++++ TASK INPUT ++++

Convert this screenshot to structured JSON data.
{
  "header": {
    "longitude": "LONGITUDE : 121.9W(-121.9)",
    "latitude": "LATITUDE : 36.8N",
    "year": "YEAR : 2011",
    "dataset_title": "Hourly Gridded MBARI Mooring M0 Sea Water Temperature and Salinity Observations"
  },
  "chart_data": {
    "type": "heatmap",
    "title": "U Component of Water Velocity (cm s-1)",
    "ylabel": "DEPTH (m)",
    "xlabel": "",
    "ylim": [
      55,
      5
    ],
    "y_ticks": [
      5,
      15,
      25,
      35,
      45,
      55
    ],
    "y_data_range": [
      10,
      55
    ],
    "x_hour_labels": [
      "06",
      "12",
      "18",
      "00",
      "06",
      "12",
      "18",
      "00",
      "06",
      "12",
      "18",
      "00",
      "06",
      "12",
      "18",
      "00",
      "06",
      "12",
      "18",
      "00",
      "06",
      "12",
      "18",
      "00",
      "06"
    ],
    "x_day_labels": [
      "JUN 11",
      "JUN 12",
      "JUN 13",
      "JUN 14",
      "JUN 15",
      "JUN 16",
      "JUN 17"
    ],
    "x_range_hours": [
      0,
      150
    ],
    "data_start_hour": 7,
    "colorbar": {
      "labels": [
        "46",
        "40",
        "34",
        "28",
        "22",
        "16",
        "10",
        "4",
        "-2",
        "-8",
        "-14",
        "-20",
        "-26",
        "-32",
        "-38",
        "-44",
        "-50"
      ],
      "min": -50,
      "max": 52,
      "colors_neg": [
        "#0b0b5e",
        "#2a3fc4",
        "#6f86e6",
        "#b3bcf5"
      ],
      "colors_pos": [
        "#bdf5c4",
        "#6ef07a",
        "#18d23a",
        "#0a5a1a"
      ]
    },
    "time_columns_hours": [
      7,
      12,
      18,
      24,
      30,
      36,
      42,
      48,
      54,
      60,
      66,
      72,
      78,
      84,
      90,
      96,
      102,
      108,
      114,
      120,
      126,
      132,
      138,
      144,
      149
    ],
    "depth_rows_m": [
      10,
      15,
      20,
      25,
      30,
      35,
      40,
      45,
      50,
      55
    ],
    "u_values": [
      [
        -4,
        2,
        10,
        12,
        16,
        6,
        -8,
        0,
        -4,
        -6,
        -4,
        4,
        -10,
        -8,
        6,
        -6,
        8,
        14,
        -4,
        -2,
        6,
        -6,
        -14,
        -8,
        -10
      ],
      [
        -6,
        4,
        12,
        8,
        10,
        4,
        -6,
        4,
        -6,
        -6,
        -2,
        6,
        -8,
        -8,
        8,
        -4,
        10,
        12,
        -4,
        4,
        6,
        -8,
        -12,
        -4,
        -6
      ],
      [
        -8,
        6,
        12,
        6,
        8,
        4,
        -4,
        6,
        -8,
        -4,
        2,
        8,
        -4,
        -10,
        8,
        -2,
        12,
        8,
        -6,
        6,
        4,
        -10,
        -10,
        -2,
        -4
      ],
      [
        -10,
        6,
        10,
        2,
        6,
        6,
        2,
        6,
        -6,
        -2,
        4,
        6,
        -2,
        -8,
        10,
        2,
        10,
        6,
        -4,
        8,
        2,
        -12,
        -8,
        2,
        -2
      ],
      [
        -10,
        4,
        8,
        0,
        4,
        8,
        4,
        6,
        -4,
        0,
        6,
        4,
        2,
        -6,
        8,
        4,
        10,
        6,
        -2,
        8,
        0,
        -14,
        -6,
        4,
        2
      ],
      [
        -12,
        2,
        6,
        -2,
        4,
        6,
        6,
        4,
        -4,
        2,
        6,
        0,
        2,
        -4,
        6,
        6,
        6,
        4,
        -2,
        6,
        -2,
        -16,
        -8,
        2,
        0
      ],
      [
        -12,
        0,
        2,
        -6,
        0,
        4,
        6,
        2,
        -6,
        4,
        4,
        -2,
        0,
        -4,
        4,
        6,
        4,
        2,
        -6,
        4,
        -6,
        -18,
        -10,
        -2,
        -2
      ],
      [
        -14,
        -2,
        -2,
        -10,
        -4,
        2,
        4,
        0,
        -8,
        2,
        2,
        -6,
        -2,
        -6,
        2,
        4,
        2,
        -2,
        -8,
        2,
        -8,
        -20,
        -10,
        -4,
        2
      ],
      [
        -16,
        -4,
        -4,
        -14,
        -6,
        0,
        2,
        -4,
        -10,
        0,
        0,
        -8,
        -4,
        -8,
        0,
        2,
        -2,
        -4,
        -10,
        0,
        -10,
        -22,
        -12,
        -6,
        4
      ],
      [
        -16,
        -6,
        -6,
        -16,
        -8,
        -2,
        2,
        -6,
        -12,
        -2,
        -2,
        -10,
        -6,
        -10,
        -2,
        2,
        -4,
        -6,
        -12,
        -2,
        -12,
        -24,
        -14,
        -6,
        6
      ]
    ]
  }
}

++++

▶ [TASK PROMPT] Write out every entry word for word.

▶ [TASK RESPONSE]
Convert this screenshot to structured JSON data.
{
  "header": {
    "longitude": "LONGITUDE : 121.9W(-121.9)",
    "latitude": "LATITUDE : 36.8N",
    "year": "YEAR : 2011",
    "dataset_title": "Hourly Gridded MBARI Mooring M0 Sea Water Temperature and Salinity Observations"
  },
  "chart_data": {
    "type": "heatmap",
    "title": "U Component of Water Velocity (cm s-1)",
    "ylabel": "DEPTH (m)",
    "xlabel": "",
    "ylim": [
      55,
      5
    ],
    "y_ticks": [
      5,
      15,
      25,
      35,
      45,
      55
    ],
    "y_data_range": [
      10,
      55
    ],
    "x_hour_labels": [
      "06",
      "12",
      "18",
      "00",
      "06",
      "12",
      "18",
      "00",
      "06",
      "12",
      "18",
      "00",
      "06",
      "12",
      "18",
      "00",
      "06",
      "12",
      "18",
      "00",
      "06",
      "12",
      "18",
      "00",
      "06"
    ],
    "x_day_labels": [
      "JUN 11",
      "JUN 12",
      "JUN 13",
      "JUN 14",
      "JUN 15",
      "JUN 16",
      "JUN 17"
    ],
    "x_range_hours": [
      0,
      150
    ],
    "data_start_hour": 7,
    "colorbar": {
      "labels": [
        "46",
        "40",
        "34",
        "28",
        "22",
        "16",
        "10",
        "4",
        "-2",
        "-8",
        "-14",
        "-20",
        "-26",
        "-32",
        "-38",
        "-44",
        "-50"
      ],
      "min": -50,
      "max": 52,
      "colors_neg": [
        "#0b0b5e",
        "#2a3fc4",
        "#6f86e6",
        "#b3bcf5"
      ],
      "colors_pos": [
        "#bdf5c4",
        "#6ef07a",
        "#18d23a",
        "#0a5a1a"
      ]
    },
    "time_columns_hours": [
      7,
      12,
      18,
      24,
      30,
      36,
      42,
      48,
      54,
      60,
      66,
      72,
      78,
      84,
      90,
      96,
      102,
      108,
      114,
      120,
      126,
      132,
      138,
      144,
      149
    ],
    "depth_rows_m": [
      10,
      15,
      20,
      25,
      30,
      35,
      40,
      45,
      50,
      55
    ],
    "u_values": [
      [
        -4,
        2,
        10,
        12,
        16,
        6,
        -8,
        0,
        -4,
        -6,
        -4,
        4,
        -10,
        -8,
        6,
        -6,
        8,
        14,
        -4,
        -2,
        6,
        -6,
        -14,
        -8,
        -10
      ],
      [
        -6,
        4,
        12,
        8,
        10,
        4,
        -6,
        4,
        -6,
        -6,
        -2,
        6,
        -8,
        -8,
        8,
        -4,
        10,
        12,
        -4,
        4,
        6,
        -8,
        -12,
        -4,
        -6
      ],
      [
        -8,
        6,
        12,
        6,
        8,
        4,
        -4,
        6,
        -8,
        -4,
        2,
        8,
        -4,
        -10,
        8,
        -2,
        12,
        8,
        -6,
        6,
        4,
        -10,
        -10,
        -2,
        -4
      ],
      [
        -10,
        6,
        10,
        2,
        6,
        6,
        2,
        6,
        -6,
        -2,
        4,
        6,
        -2,
        -8,
        10,
        2,
        10,
        6,
        -4,
        8,
        2,
        -12,
        -8,
        2,
        -2
      ],
      [
        -10,
        4,
        8,
        0,
        4,
        8,
        4,
        6,
        -4,
        0,
        6,
        4,
        2,
        -6,
        8,
        4,
        10,
        6,
        -2,
        8,
        0,
        -14,
        -6,
        4,
        2
      ],
      [
        -12,
        2,
        6,
        -2,
        4,
        6,
        6,
        4,
        -4,
        2,
        6,
        0,
        2,
        -4,
        6,
        6,
        6,
        4,
        -2,
        6,
        -2,
        -16,
        -8,
        2,
        0
      ],
      [
        -12,
        0,
        2,
        -6,
        0,
        4,
        6,
        2,
        -6,
        4,
        4,
        -2,
        0,
        -4,
        4,
        6,
        4,
        2,
        -6,
        4,
        -6,
        -18,
        -10,
        -2,
        -2
      ],
      [
        -14,
        -2,
        -2,
        -10,
        -4,
        2,
        4,
        0,
        -8,
        2,
        2,
        -6,
        -2,
        -6,
        2,
        4,
        2,
        -2,
        -8,
        2,
        -8,
        -20,
        -10,
        -4,
        2
      ],
      [
        -16,
        -4,
        -4,
        -14,
        -6,
        0,
        2,
        -4,
        -10,
        0,
        0,
        -8,
        -4,
        -8,
        0,
        2,
        -2,
        -4,
        -10,
        0,
        -10,
        -22,
        -12,
        -6,
        4
      ],
      [
        -16,
        -6,
        -6,
        -16,
        -8,
        -2,
        2,
        -6,
        -12,
        -2,
        -2,
        -10,
        -6,
        -10,
        -2,
        2,
        -4,
        -6,
        -12,
        -2,
        -12,
        -24,
        -14,
        -6,
        6
      ]
    ]
  }
}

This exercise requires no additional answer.